(Collected data)
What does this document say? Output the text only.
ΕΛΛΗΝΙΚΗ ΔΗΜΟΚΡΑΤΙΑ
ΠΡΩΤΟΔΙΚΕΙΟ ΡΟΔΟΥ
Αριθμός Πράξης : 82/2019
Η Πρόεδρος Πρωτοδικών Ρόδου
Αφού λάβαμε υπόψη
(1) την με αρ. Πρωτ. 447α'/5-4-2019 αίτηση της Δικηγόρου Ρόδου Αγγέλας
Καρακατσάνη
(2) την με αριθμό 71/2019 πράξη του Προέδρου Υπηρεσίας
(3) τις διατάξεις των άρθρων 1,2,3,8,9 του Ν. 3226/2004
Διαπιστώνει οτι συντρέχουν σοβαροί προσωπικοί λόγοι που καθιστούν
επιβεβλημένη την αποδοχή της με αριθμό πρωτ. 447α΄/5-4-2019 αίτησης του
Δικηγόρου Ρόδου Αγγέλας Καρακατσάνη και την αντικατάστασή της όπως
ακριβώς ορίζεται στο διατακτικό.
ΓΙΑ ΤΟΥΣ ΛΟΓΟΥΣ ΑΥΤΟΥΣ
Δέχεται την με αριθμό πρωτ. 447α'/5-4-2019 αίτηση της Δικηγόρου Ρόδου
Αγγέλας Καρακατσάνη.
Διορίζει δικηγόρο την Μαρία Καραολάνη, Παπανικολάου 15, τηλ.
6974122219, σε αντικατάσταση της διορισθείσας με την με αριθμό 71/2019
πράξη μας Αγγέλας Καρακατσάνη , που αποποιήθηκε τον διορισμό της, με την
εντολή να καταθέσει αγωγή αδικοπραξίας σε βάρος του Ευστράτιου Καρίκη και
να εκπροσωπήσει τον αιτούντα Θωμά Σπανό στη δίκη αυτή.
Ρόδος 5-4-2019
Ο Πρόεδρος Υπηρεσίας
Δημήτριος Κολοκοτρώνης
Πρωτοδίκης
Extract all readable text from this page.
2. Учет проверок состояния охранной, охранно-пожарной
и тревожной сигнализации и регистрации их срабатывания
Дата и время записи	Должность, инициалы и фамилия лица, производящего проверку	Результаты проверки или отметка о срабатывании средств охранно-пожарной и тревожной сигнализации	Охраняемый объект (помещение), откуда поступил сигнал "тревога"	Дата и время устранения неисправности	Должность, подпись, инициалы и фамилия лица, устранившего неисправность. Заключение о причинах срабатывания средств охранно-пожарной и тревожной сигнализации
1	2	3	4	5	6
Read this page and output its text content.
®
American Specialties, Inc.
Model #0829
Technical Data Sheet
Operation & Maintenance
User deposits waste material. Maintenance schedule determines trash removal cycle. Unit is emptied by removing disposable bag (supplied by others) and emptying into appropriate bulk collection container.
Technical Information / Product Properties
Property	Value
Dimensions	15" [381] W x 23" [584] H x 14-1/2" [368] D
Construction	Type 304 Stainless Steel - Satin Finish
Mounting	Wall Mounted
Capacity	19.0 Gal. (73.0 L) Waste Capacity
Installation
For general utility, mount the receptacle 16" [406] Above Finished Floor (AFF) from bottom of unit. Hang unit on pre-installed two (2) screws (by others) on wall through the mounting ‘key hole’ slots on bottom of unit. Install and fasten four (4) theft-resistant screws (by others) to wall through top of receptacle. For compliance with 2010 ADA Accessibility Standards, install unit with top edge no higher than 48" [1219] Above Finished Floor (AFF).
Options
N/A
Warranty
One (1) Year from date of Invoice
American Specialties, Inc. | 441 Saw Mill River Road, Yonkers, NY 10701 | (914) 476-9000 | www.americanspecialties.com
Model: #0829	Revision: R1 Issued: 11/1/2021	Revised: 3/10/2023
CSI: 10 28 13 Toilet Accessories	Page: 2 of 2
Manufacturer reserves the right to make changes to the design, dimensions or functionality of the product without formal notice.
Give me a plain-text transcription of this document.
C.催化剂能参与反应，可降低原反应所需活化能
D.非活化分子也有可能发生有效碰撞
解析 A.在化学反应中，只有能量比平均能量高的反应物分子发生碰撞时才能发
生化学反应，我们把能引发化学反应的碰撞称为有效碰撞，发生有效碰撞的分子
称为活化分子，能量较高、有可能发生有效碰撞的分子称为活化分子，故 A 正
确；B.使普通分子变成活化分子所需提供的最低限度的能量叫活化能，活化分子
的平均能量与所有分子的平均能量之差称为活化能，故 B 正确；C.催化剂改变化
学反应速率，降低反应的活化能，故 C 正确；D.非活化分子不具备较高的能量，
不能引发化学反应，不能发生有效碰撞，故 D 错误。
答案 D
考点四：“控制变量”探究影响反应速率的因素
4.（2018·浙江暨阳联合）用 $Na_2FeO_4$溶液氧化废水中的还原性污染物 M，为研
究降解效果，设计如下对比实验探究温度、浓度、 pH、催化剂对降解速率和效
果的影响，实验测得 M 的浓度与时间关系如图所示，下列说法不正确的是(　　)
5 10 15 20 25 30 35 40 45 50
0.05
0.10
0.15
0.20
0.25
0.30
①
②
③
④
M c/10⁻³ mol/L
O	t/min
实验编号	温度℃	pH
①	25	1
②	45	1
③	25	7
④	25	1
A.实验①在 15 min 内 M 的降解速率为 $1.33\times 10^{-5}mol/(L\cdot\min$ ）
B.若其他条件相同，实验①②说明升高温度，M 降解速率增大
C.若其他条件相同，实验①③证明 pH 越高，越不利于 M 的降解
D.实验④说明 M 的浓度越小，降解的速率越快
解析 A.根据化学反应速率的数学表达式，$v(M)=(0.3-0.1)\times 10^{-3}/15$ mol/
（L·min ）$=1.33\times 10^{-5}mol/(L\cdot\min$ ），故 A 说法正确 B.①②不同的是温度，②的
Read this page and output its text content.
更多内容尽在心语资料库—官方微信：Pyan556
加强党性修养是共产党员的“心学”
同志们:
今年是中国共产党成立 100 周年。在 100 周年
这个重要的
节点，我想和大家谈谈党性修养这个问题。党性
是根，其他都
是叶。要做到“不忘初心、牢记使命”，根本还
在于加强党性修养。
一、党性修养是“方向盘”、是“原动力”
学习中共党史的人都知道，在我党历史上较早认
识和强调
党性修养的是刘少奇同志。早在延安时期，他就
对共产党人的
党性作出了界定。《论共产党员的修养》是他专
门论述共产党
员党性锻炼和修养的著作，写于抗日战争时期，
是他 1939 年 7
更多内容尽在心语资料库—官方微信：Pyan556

Exercise instructions:
Exactly how many lines of the listing above contain the string "Υπηρεσίας"? Give no more than the number.

Solution for this task:
2